**INSTRUCTIONS FOR THE TASK**
Write out the whole listing again, exactly as given.

**DATA RECORDS**
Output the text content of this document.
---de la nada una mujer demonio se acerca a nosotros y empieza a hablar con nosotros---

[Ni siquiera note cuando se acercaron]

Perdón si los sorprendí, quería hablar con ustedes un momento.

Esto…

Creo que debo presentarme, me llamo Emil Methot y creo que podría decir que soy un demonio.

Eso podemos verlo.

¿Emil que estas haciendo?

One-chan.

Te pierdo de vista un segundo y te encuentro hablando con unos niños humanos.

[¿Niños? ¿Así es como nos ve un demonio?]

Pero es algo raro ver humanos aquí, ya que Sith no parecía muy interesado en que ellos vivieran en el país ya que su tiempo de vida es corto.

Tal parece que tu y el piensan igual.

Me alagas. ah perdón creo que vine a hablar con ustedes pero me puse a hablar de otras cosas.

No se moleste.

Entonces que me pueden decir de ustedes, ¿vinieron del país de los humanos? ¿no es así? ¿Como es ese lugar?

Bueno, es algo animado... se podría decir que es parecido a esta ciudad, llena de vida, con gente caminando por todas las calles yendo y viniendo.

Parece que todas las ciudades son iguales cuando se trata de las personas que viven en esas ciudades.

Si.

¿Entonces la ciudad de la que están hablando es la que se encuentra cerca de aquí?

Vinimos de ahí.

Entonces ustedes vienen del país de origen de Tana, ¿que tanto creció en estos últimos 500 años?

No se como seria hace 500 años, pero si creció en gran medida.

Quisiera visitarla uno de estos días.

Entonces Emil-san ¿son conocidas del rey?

**TASK ANSWER**
Output the text content of this document.
---de la nada una mujer demonio se acerca a nosotros y empieza a hablar con nosotros---

[Ni siquiera note cuando se acercaron]

Perdón si los sorprendí, quería hablar con ustedes un momento.

Esto…

Creo que debo presentarme, me llamo Emil Methot y creo que podría decir que soy un demonio.

Eso podemos verlo.

¿Emil que estas haciendo?

One-chan.

Te pierdo de vista un segundo y te encuentro hablando con unos niños humanos.

[¿Niños? ¿Así es como nos ve un demonio?]

Pero es algo raro ver humanos aquí, ya que Sith no parecía muy interesado en que ellos vivieran en el país ya que su tiempo de vida es corto.

Tal parece que tu y el piensan igual.

Me alagas. ah perdón creo que vine a hablar con ustedes pero me puse a hablar de otras cosas.

No se moleste.

Entonces que me pueden decir de ustedes, ¿vinieron del país de los humanos? ¿no es así? ¿Como es ese lugar?

Bueno, es algo animado... se podría decir que es parecido a esta ciudad, llena de vida, con gente caminando por todas las calles yendo y viniendo.

Parece que todas las ciudades son iguales cuando se trata de las personas que viven en esas ciudades.

Si.

¿Entonces la ciudad de la que están hablando es la que se encuentra cerca de aquí?

Vinimos de ahí.

Entonces ustedes vienen del país de origen de Tana, ¿que tanto creció en estos últimos 500 años?

No se como seria hace 500 años, pero si creció en gran medida.

Quisiera visitarla uno de estos días.

Entonces Emil-san ¿son conocidas del rey?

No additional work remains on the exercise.